Print the listing below exactly.

== Supplied data

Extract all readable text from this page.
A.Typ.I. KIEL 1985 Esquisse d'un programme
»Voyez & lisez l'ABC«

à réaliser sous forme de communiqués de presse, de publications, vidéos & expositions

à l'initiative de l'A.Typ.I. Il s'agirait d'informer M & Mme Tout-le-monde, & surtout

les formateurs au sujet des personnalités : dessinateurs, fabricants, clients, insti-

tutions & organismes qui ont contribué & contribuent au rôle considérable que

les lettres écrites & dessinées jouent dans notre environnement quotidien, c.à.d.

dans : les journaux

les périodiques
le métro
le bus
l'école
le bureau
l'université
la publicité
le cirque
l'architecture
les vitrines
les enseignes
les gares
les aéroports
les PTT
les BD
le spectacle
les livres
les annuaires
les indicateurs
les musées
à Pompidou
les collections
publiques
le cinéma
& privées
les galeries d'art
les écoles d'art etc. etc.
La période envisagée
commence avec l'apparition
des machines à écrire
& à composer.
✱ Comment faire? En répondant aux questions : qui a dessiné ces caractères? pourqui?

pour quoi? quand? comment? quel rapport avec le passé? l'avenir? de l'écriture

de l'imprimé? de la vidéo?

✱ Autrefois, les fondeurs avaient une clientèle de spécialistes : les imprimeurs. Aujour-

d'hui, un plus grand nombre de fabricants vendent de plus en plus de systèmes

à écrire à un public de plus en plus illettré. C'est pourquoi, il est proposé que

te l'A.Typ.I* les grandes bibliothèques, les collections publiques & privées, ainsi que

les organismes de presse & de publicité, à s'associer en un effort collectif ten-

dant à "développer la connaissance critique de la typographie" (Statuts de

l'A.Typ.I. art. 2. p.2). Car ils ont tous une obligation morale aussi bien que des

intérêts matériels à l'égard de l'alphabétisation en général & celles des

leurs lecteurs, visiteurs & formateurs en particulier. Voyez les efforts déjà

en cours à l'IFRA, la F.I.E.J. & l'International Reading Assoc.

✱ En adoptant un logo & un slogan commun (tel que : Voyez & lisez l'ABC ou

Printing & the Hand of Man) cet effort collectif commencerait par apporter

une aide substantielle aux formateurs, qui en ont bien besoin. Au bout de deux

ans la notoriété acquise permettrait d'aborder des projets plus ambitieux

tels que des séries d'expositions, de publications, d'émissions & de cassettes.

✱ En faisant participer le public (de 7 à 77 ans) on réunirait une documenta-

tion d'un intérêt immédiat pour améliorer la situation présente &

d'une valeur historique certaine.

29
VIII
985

====

**Exercise answer**:
Extract all readable text from this page.
A.Typ.I. KIEL 1985 Esquisse d'un programme
»Voyez & lisez l'ABC«

à réaliser sous forme de communiqués de presse, de publications, vidéos & expositions

à l'initiative de l'A.Typ.I. Il s'agirait d'informer M & Mme Tout-le-monde, & surtout

les formateurs au sujet des personnalités : dessinateurs, fabricants, clients, insti-

tutions & organismes qui ont contribué & contribuent au rôle considérable que

les lettres écrites & dessinées jouent dans notre environnement quotidien, c.à.d.

dans : les journaux

les périodiques
le métro
le bus
l'école
le bureau
l'université
la publicité
le cirque
l'architecture
les vitrines
les enseignes
les gares
les aéroports
les PTT
les BD
le spectacle
les livres
les annuaires
les indicateurs
les musées
à Pompidou
les collections
publiques
le cinéma
& privées
les galeries d'art
les écoles d'art etc. etc.
La période envisagée
commence avec l'apparition
des machines à écrire
& à composer.
✱ Comment faire? En répondant aux questions : qui a dessiné ces caractères? pourqui?

pour quoi? quand? comment? quel rapport avec le passé? l'avenir? de l'écriture

de l'imprimé? de la vidéo?

✱ Autrefois, les fondeurs avaient une clientèle de spécialistes : les imprimeurs. Aujour-

d'hui, un plus grand nombre de fabricants vendent de plus en plus de systèmes

à écrire à un public de plus en plus illettré. C'est pourquoi, il est proposé que

te l'A.Typ.I* les grandes bibliothèques, les collections publiques & privées, ainsi que

les organismes de presse & de publicité, à s'associer en un effort collectif ten-

dant à "développer la connaissance critique de la typographie" (Statuts de

l'A.Typ.I. art. 2. p.2). Car ils ont tous une obligation morale aussi bien que des

intérêts matériels à l'égard de l'alphabétisation en général & celles des

leurs lecteurs, visiteurs & formateurs en particulier. Voyez les efforts déjà

en cours à l'IFRA, la F.I.E.J. & l'International Reading Assoc.

✱ En adoptant un logo & un slogan commun (tel que : Voyez & lisez l'ABC ou

Printing & the Hand of Man) cet effort collectif commencerait par apporter

une aide substantielle aux formateurs, qui en ont bien besoin. Au bout de deux

ans la notoriété acquise permettrait d'aborder des projets plus ambitieux

tels que des séries d'expositions, de publications, d'émissions & de cassettes.

✱ En faisant participer le public (de 7 à 77 ans) on réunirait une documenta-

tion d'un intérêt immédiat pour améliorer la situation présente &

d'une valeur historique certaine.

29
VIII
985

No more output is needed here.